■ **TASK PROMPT**
Locate and copy each line in the data that contains the word "text".

━━━━

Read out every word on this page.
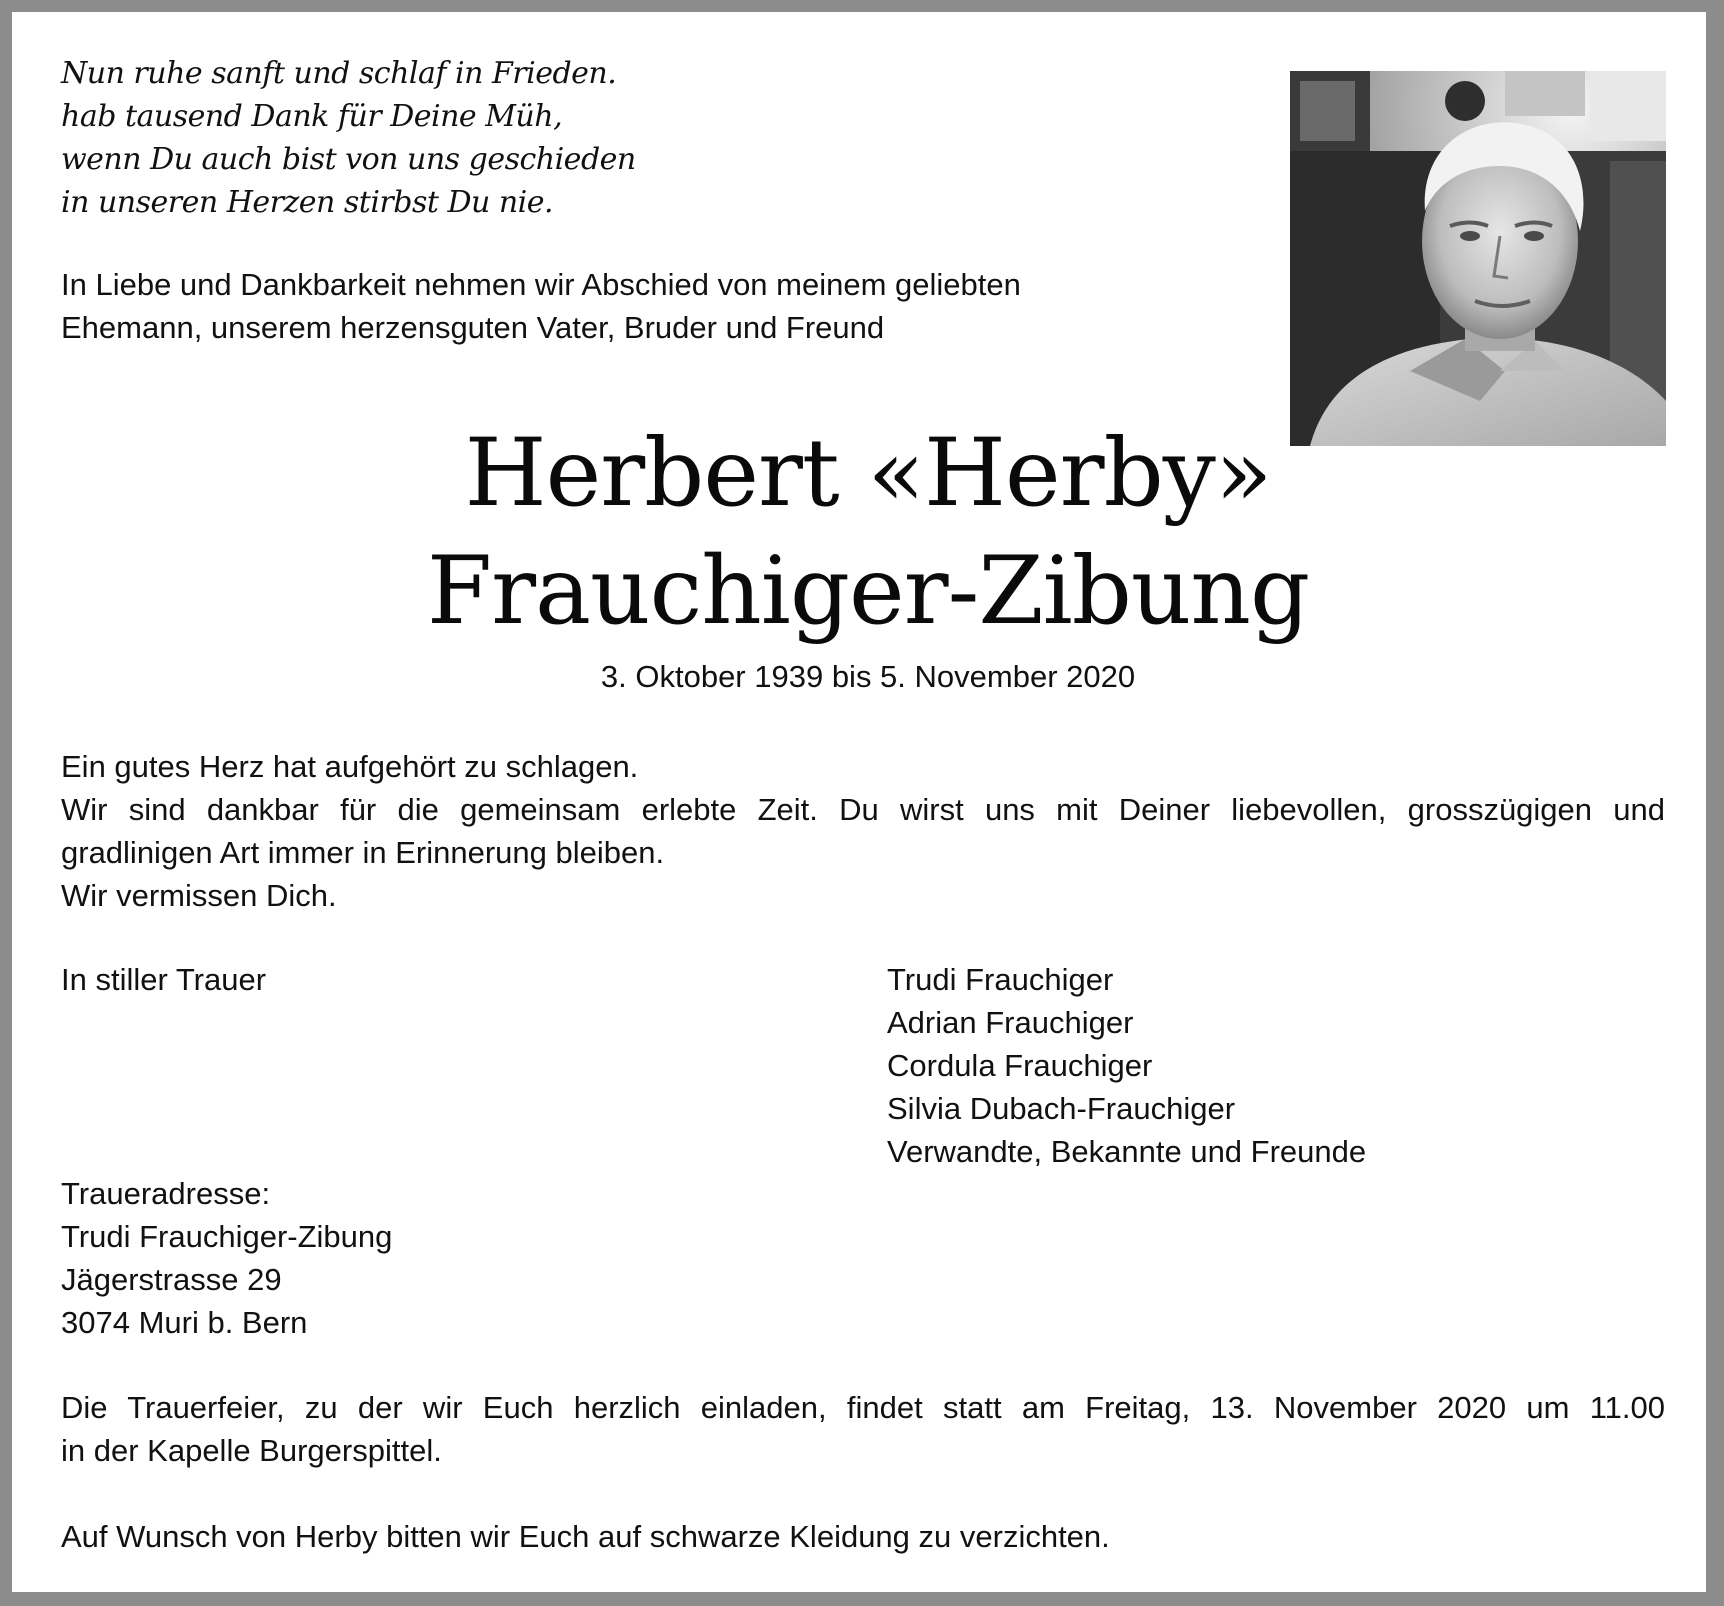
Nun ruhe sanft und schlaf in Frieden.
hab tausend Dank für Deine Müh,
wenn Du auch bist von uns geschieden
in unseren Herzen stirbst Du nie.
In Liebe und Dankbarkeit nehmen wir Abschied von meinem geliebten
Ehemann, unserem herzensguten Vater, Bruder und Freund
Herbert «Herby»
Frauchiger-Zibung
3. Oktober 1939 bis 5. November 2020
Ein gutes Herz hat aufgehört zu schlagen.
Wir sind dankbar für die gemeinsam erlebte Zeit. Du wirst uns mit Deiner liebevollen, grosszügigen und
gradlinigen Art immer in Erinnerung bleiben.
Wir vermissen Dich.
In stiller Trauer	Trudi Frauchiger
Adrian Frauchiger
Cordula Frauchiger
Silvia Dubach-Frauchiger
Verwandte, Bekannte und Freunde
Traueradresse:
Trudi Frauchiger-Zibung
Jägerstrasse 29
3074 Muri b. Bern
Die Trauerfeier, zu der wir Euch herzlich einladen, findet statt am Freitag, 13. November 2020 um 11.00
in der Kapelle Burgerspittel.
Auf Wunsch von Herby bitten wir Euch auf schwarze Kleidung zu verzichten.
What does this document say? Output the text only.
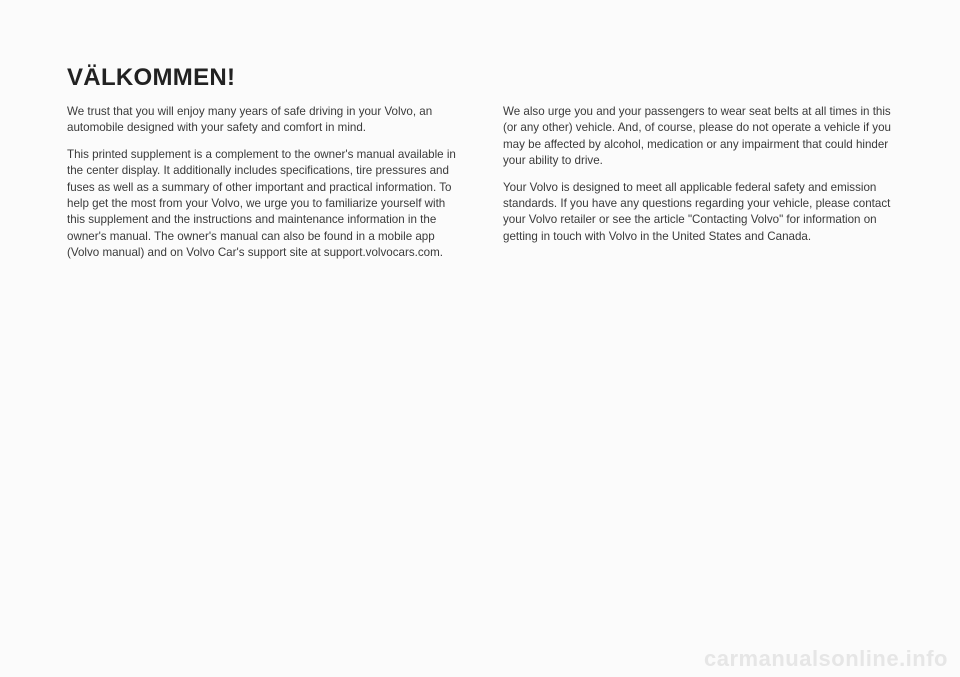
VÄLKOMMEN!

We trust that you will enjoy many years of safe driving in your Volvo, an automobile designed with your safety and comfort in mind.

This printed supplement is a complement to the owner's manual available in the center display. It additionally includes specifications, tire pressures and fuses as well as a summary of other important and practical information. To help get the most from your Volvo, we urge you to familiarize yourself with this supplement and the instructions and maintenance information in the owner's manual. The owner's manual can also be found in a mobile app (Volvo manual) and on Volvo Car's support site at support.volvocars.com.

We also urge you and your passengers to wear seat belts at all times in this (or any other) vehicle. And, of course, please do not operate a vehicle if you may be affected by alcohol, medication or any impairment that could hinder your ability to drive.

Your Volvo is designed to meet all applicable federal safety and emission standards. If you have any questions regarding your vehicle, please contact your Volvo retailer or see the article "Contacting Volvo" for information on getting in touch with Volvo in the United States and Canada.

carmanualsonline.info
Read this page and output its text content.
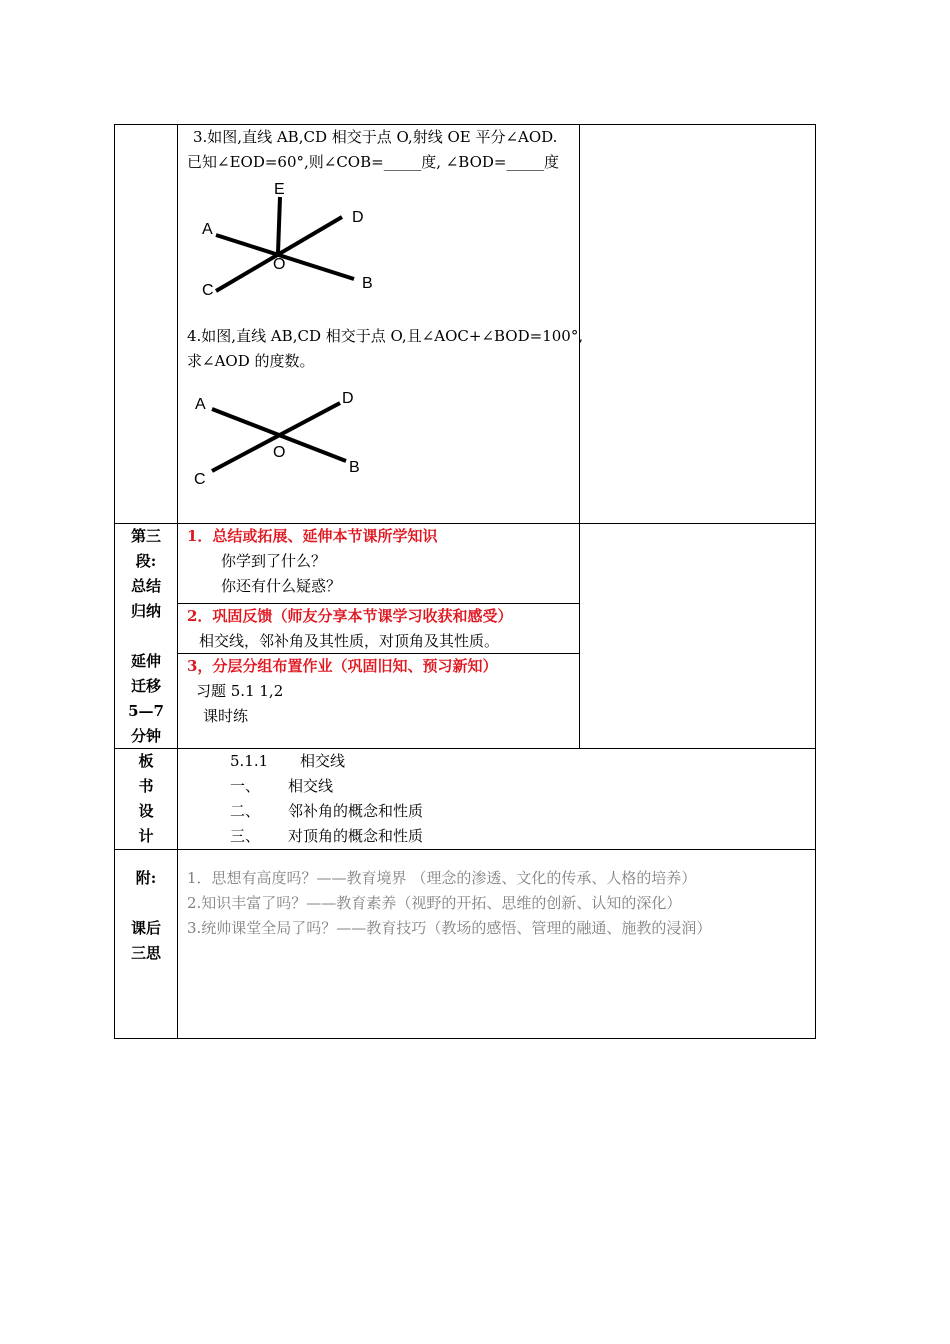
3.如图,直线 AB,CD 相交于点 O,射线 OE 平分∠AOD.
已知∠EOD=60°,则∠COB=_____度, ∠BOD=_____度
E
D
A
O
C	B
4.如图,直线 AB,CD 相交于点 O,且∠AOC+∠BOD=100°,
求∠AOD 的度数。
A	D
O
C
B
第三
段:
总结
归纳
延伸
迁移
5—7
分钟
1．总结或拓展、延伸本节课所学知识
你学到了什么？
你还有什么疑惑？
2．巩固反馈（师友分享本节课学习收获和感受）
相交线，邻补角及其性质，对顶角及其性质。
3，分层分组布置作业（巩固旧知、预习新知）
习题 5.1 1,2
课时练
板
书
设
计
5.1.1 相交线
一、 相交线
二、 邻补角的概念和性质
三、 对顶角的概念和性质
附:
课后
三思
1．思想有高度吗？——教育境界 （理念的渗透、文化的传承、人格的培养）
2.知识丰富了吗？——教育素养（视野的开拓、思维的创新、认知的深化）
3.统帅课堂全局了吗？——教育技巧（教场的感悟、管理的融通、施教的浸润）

━━━━

■ **EXERCISE SOLUTION**
What does this document say? Output the text only.
Read this page and output its text content.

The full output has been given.